#### Information shown ####

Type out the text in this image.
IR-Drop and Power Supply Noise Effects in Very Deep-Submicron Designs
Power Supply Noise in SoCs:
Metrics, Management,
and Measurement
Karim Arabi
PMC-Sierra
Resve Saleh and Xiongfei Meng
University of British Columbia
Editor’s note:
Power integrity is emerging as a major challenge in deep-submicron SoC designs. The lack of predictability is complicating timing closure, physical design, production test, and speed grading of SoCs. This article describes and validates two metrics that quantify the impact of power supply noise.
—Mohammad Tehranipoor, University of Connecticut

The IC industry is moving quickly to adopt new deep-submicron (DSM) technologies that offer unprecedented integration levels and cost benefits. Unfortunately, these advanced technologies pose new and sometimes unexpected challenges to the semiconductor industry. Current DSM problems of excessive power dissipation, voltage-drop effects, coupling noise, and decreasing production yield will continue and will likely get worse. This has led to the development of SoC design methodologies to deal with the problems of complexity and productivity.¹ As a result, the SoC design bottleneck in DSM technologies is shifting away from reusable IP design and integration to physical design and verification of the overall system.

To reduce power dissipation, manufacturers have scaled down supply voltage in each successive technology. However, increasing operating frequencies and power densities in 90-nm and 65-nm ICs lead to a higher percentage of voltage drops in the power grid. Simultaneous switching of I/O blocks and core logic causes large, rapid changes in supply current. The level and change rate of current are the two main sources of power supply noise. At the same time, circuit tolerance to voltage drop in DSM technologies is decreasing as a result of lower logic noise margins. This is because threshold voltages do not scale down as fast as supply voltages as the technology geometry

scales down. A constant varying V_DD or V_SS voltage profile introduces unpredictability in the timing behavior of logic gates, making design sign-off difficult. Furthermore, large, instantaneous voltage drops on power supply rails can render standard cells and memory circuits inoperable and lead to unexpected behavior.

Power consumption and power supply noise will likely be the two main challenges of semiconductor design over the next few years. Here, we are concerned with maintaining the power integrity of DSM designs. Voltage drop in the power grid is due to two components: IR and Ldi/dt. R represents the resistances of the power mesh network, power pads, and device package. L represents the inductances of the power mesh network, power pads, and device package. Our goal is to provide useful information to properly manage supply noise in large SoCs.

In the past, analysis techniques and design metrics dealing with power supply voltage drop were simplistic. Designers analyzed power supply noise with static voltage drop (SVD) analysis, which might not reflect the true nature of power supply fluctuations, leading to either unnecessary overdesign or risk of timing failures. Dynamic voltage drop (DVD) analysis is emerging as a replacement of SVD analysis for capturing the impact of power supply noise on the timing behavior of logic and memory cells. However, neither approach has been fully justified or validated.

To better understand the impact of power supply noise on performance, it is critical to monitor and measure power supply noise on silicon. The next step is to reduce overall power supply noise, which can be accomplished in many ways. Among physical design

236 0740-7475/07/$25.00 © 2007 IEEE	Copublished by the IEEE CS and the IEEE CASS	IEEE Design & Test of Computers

####

» **What you are asked to do**
Wherever the string "University" appears in the data above, copy the line it sits in.

» **Answer section**
University of British Columbia
—Mohammad Tehranipoor, University of Connecticut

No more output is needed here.